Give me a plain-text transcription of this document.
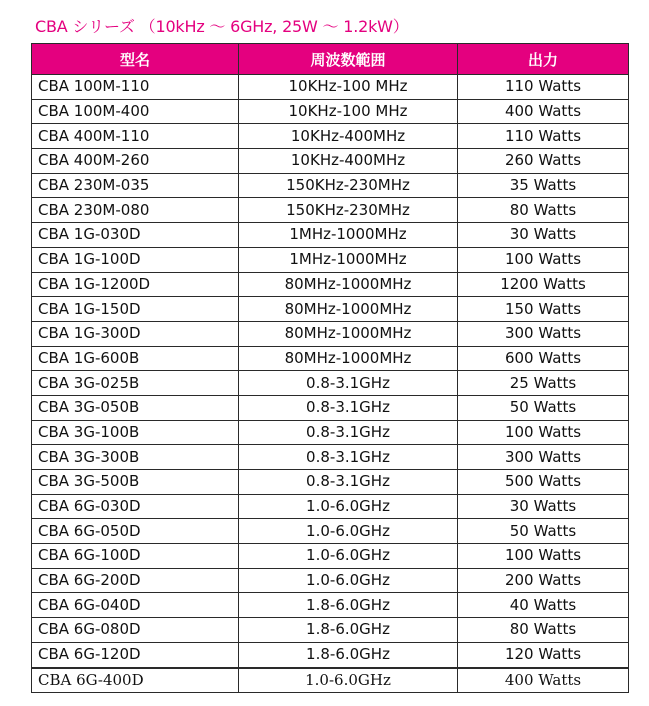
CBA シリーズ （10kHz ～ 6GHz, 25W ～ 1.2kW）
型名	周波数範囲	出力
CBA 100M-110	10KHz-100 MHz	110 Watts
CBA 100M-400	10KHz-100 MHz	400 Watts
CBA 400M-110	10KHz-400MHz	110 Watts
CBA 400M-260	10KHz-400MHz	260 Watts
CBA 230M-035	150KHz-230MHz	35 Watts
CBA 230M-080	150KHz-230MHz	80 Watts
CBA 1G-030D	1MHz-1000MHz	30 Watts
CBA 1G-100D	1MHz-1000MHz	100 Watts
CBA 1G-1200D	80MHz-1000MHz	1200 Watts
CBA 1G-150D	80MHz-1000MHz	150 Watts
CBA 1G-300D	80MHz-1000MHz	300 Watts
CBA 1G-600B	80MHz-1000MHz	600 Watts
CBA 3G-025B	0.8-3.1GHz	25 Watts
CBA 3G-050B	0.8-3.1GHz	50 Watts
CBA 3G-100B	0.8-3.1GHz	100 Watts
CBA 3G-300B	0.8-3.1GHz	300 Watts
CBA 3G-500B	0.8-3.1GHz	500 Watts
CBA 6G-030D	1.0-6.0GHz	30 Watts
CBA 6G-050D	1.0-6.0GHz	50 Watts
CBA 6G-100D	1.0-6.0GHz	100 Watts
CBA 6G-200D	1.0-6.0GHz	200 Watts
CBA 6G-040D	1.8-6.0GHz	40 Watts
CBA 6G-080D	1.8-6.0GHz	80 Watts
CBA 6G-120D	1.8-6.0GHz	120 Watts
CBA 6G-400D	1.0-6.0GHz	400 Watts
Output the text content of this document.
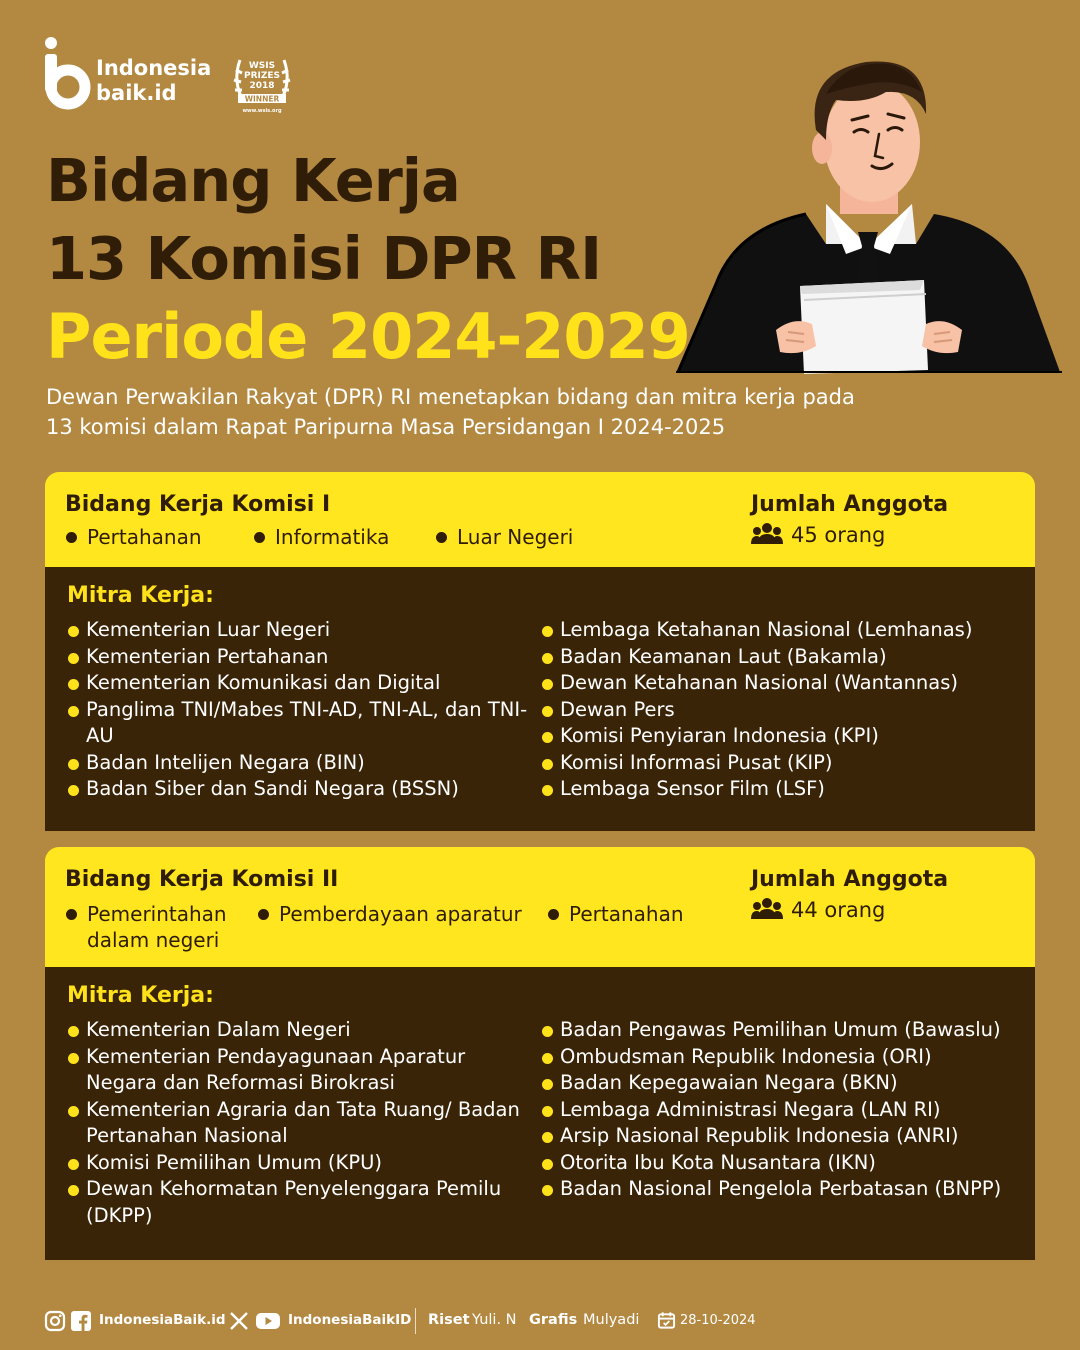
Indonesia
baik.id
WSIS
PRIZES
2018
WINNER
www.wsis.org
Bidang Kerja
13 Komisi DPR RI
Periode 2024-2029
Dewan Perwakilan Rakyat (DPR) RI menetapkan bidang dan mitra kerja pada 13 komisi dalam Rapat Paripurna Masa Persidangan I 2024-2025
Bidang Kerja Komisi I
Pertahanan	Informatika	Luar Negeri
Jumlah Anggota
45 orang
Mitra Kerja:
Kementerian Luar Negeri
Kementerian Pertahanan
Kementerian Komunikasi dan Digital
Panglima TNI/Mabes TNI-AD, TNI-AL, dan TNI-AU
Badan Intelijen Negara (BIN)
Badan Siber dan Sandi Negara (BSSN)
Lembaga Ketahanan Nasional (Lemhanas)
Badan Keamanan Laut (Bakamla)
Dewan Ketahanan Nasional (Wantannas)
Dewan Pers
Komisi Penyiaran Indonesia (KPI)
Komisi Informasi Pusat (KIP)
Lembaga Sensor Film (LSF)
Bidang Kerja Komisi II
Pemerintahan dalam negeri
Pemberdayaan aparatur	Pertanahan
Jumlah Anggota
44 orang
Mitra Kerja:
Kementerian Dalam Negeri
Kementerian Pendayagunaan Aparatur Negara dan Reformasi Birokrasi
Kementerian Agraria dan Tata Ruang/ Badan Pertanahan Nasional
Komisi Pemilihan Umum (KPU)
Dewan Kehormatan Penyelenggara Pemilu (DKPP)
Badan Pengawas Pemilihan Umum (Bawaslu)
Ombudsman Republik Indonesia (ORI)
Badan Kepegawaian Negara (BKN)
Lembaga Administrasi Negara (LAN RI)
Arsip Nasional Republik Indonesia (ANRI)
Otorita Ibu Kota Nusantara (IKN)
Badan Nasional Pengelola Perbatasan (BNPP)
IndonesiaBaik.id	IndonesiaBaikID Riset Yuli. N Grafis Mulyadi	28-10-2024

---

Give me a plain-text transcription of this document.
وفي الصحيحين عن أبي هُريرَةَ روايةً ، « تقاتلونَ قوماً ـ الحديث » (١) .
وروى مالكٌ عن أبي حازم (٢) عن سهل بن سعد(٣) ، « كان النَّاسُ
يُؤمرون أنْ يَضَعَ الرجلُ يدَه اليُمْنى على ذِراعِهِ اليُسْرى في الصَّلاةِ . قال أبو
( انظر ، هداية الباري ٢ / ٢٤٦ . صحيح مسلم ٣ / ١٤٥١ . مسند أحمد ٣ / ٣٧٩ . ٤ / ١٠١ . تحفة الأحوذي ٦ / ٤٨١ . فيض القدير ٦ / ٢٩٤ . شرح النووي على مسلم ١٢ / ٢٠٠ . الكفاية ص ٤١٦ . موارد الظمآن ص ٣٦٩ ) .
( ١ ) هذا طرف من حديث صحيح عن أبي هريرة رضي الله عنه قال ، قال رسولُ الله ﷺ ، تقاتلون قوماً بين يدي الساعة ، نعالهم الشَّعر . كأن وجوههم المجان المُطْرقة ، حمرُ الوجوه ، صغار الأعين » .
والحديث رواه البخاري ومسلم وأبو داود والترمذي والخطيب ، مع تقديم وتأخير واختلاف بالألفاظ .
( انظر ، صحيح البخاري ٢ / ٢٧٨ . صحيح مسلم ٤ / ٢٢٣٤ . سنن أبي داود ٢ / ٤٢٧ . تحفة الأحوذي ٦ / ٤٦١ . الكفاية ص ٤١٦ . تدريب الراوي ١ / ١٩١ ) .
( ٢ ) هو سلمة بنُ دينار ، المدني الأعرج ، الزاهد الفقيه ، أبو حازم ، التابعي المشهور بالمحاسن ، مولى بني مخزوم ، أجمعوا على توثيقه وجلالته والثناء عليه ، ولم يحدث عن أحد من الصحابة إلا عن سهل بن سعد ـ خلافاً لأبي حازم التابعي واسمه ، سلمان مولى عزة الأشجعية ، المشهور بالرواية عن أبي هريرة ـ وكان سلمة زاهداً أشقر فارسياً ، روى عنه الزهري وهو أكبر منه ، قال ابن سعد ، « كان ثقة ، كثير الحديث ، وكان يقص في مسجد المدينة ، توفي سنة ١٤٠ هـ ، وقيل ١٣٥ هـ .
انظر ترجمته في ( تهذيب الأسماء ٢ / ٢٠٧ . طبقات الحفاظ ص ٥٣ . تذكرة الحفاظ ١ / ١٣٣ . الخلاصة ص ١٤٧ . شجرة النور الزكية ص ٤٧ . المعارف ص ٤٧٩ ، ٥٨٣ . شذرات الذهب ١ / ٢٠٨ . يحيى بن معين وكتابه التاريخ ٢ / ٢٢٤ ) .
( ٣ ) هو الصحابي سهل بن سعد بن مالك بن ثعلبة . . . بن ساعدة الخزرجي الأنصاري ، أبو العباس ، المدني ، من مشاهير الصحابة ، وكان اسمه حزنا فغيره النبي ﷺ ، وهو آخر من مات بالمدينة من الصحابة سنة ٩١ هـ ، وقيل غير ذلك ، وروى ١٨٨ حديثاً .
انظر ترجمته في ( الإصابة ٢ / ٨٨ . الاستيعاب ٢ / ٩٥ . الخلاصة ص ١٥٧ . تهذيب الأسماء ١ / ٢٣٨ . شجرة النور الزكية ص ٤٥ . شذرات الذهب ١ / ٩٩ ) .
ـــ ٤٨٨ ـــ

...

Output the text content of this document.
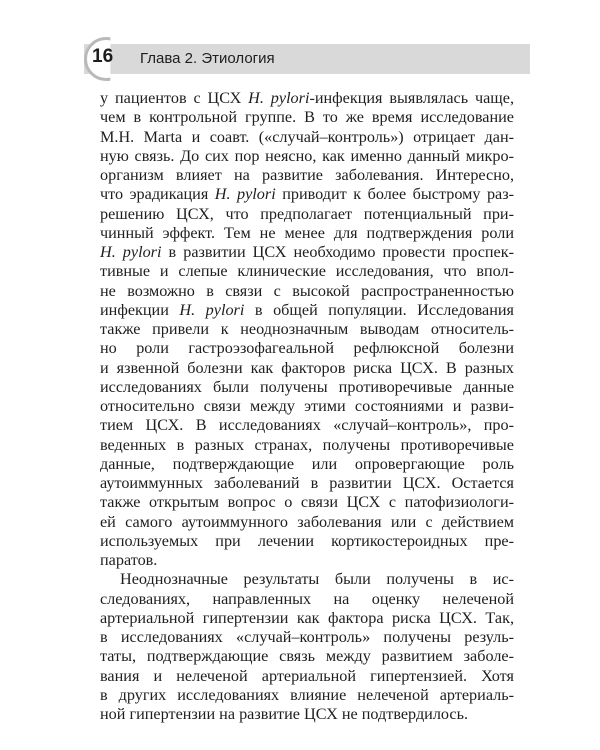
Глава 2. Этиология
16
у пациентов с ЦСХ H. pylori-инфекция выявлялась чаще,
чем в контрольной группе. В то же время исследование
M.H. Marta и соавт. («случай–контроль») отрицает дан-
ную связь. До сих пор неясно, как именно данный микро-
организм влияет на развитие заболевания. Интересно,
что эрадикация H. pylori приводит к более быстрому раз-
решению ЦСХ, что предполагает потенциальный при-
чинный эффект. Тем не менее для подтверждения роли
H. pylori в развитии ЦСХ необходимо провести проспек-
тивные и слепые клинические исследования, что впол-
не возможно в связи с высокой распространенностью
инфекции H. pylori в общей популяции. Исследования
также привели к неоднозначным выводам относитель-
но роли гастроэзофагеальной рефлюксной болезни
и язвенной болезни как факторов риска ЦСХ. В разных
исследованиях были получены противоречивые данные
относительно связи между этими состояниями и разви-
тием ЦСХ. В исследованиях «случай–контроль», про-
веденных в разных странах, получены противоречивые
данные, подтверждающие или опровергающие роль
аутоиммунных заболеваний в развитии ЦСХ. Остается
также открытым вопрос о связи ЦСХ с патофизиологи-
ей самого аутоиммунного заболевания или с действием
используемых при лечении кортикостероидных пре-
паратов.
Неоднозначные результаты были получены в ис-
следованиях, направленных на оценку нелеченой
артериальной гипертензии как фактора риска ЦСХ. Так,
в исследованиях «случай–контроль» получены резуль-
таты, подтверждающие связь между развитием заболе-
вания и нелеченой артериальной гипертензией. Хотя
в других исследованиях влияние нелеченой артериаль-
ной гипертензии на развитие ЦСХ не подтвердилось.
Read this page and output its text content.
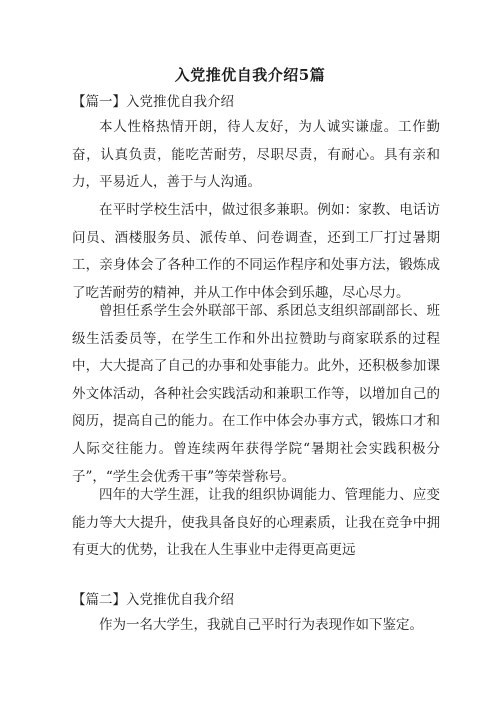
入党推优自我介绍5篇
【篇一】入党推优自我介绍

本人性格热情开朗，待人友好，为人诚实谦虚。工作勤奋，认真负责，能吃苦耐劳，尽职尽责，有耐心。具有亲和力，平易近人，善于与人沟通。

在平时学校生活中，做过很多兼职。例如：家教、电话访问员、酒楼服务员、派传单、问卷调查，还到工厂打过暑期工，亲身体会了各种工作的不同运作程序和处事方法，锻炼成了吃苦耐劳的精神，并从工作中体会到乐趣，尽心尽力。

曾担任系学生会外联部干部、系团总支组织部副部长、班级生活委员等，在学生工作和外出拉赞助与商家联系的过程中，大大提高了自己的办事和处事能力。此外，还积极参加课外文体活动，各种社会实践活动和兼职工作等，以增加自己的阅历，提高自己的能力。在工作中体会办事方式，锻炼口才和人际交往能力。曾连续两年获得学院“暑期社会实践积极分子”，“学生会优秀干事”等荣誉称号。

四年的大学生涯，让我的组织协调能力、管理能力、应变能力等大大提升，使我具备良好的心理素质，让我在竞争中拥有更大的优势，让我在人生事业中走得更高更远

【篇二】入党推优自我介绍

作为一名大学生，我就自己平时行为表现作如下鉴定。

● **Set problem**: Among the entries, how many lines contain the string "هريرة"? Give the number without anything else.

● **Problem solution**: 2